___ Quoted passage

As economy lags, what levers to pull?

Pressure is mounting for the US government to act soon to prevent a recession.

SOURCE: Bureau of Labor Statistics /Rich Clabaugh–STAFF

Economic troubles are spreading beyond the US housing market, putting pressure on President Bush and other policymakers to try to prevent a recession.

What they do – or don't do – could have far-reaching implications: from the performance of the economy itself to GOP election prospects to Mr. Bush's own economic legacy. But any such efforts face two large hurdles. First, it is hard for policy to exert a rapid influence on the overall economy. Second, the president has less room to maneuver than in 2001, when he faced a similar slowdown. Then, federal budget surpluses allowed him to push through a tax cut with relative ease; now, he would need to convince a Democratic Congress either to expand the deficit or agree on how to offset the costs in the future. Still, the latest evidence suggests that the federal government must consider doing something.

Unemployment jumped to 5 percent of the labor force in a report released Friday. That's up from 4.7 percent the month before. In a disturbing parallel shift, private-sector job creation turned negative for the month. If that weakness persists and worsens, it would echo what happened the last time the US entered a recession, in 2001.

The slack job market creates an atmosphere of urgency for the president.

"The reports put the administration in rather a bad position," says J.D. Foster, a senior fellow at the conservative Heritage Foundation in Washington. "They don't want to fall into the trap" of appearing complacent.

Yet by considering action, the Bush team could raise public hopes for more than Washington may be able to deliver.

One key policy lever today is monetary. For several months, the Federal Reserve has been cutting short-term interest rates, and now more such cuts are expected. But economists say that it often takes six months or more for such moves by the Fed to have an impact.

Another lever – the one controlled by Congress and the president – involves "fiscal stimulus," such as tax cuts or government spending. Here, economists say the effects can sometimes be quick. But the process of legislation and implementation often takes considerable time.

With this being an election year, and with opposing parties dominating the two ends of Pennsylvania Avenue, the hurdles are even higher than is often the case.

Washington also has a third option beyond broad-based monetary or fiscal policy: Focused efforts to ease the real estate downturn that lies at the core of the economy's slide. Here again, however, politicians are divided about what to do.

______
___ Source excerpt

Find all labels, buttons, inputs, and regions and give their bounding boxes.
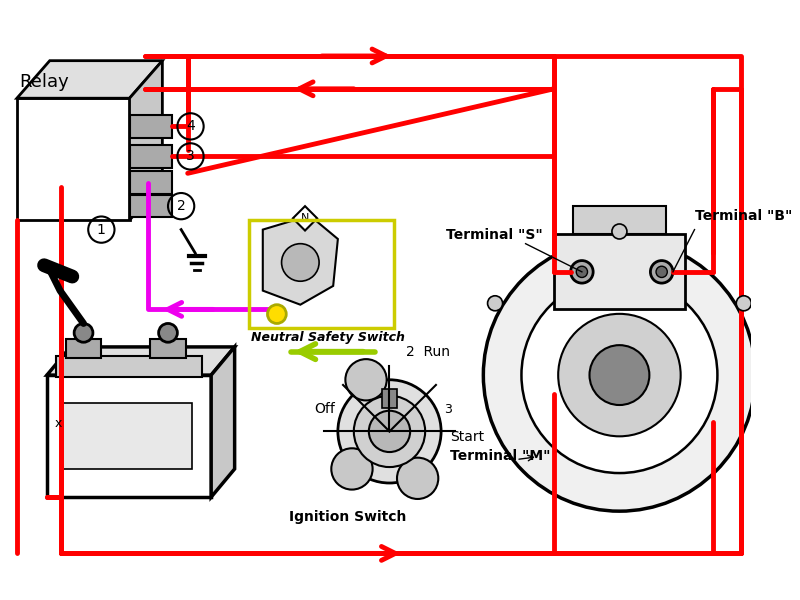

______

Continue the article on the lagging US economy and the policy options to counter it, starting right after its final sentence.

A risk in rushing to enact policies is that they may come too late to be useful, may be counterproductive, or may not be needed at all.

"One shouldn't overreact to today's numbers. They are one-month numbers and they may get revised," says Alice Rivlin, a Brookings Institution scholar who served as President Clinton's budget director and then as a Fed official during the 1990s. Still, she says the signs of a slowdown in job creation "make it more likely that we are headed into a very slow growth period or maybe even recession."

Even a period of slow growth could be tough for America. Forecasters sometimes use the term "growth recession," referring to periods when the pace of growth fails to keep up with the size of the labor force.

Such a period may have arrived.

In the Labor Department's new report, the agency's survey of employers found that the economy generated just 18,000 jobs in December. And for the private sector (leaving out government jobs), the job-creation tally was negative: Some 13,000 jobs were lost last month.

After a meeting with policy advisers Friday, Bush called the economy "solid," but said "there are signs that cause us to be ever more diligent in making sure good policies come out of Washington."

The job numbers are just one of the signs. High oil prices, tighter lending standards by banks, and declining home prices are additional forces that weigh on consumers. That, in turn, dampens the desire of businesses to expand operations.

Part of the pressure on Bush is political. Historically, a bad economy in an election year tends to hurt the party that controls the White House.

Beyond that, policymakers of all stripes have an interest in keeping the economy as strong as possible. The question, as always, is how to do it.

Talk of fiscal stimulus has grown louder in recent days.

One reason is that so far, policy efforts to contain the housing slump have had only limited success.

Similarly, the Fed can only do so much.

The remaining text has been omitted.